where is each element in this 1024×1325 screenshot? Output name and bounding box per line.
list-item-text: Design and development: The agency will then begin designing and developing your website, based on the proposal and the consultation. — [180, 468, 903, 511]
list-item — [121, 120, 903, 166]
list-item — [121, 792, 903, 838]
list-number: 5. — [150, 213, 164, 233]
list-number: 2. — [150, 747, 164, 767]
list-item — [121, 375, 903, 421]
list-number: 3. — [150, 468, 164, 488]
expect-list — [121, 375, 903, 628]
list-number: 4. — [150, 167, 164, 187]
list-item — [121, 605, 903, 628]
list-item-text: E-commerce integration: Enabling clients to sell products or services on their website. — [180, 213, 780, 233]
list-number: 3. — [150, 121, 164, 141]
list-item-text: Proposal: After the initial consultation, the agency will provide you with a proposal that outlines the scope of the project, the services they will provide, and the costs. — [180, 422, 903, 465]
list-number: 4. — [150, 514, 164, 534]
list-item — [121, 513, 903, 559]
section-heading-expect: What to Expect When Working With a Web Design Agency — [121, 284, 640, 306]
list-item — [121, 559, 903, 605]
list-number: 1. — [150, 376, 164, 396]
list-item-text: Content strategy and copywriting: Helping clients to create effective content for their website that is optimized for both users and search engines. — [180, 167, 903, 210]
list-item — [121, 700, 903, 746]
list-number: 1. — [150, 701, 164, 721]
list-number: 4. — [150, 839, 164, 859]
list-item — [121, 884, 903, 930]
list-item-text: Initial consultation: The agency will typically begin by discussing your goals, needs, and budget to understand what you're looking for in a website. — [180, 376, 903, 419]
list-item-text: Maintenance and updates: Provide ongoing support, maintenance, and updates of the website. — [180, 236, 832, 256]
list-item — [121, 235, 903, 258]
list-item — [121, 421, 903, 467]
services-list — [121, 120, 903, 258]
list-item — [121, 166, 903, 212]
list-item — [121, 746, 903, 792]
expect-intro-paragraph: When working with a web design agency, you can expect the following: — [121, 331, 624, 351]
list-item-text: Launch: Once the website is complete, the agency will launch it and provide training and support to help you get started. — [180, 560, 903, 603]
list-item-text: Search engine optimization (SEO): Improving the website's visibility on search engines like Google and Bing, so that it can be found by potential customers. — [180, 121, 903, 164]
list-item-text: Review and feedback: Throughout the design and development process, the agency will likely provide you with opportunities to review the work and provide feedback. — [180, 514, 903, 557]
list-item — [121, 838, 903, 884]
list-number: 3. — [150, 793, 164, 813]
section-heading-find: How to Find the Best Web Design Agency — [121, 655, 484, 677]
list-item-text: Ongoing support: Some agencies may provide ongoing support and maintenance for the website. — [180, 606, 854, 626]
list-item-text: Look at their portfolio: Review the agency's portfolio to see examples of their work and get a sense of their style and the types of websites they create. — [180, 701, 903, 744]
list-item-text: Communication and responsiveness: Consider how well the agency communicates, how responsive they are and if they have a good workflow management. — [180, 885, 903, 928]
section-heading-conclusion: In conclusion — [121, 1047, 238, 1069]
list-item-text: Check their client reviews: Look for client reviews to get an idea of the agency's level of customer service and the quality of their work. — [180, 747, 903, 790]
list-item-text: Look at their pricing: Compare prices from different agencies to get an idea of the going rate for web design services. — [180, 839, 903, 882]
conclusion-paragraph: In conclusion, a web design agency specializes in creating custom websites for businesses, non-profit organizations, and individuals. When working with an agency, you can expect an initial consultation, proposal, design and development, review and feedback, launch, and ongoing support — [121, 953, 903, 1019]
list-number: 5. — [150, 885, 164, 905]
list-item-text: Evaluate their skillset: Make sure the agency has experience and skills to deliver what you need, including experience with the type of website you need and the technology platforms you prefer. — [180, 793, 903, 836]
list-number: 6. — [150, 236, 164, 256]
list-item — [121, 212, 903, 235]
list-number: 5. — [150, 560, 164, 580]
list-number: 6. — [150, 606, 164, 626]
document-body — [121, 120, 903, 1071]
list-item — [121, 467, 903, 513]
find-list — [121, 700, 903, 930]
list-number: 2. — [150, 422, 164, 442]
****
## TASK TO CARRY OUT
Rewrite the items from the very first line through the line containing "list-item — [121, 513, 903, 559]", putting "studio" wherever "agency" appears and leaving everything else unchanged.

## REPLY TO THE EXERCISE
where is each element in this 1024×1325 screenshot? Output name and bounding box per line.
list-item-text: Design and development: The studio will then begin designing and developing your website, based on the proposal and the consultation. — [180, 468, 903, 511]
list-item — [121, 120, 903, 166]
list-item — [121, 792, 903, 838]
list-number: 5. — [150, 213, 164, 233]
list-number: 2. — [150, 747, 164, 767]
list-item — [121, 375, 903, 421]
list-number: 3. — [150, 468, 164, 488]
expect-list — [121, 375, 903, 628]
list-number: 4. — [150, 167, 164, 187]
list-item — [121, 605, 903, 628]
list-item-text: E-commerce integration: Enabling clients to sell products or services on their website. — [180, 213, 780, 233]
list-number: 3. — [150, 121, 164, 141]
list-item-text: Proposal: After the initial consultation, the studio will provide you with a proposal that outlines the scope of the project, the services they will provide, and the costs. — [180, 422, 903, 465]
list-number: 4. — [150, 514, 164, 534]
list-item — [121, 513, 903, 559]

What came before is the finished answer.